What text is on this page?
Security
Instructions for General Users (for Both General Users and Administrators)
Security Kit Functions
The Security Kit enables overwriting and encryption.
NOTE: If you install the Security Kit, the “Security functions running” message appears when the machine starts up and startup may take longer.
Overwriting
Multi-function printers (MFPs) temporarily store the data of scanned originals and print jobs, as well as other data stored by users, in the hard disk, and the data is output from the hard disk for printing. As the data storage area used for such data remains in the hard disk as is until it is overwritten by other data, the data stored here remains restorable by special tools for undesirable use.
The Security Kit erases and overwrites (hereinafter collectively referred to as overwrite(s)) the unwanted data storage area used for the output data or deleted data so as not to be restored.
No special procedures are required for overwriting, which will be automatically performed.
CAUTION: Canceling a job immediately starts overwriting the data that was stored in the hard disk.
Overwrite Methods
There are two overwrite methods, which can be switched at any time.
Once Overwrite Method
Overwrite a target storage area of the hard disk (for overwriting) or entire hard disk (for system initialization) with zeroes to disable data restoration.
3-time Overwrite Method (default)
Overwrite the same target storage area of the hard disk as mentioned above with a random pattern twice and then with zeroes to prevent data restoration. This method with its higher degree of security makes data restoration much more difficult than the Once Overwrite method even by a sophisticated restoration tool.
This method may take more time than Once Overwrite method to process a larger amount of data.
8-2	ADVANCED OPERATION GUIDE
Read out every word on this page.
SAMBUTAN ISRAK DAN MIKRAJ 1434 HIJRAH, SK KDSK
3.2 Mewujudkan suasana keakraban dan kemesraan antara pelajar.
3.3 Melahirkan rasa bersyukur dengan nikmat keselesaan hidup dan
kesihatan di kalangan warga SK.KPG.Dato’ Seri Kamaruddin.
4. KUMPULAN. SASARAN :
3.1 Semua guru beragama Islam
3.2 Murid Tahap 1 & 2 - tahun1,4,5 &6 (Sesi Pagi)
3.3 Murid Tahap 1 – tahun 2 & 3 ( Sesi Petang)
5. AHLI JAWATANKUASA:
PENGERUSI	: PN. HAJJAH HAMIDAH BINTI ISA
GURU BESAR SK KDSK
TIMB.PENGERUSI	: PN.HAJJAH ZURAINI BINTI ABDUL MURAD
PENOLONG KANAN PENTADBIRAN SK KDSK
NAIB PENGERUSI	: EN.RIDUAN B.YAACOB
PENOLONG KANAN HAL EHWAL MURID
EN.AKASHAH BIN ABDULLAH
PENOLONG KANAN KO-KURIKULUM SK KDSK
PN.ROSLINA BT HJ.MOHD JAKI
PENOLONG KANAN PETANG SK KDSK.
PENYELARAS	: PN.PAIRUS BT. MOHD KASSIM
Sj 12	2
_ _ _ _ _
Problem to solve: Search the data for "BINTI". Copy every line that has it.

Final answer:
PENGERUSI	: PN. HAJJAH HAMIDAH BINTI ISA
TIMB.PENGERUSI	: PN.HAJJAH ZURAINI BINTI ABDUL MURAD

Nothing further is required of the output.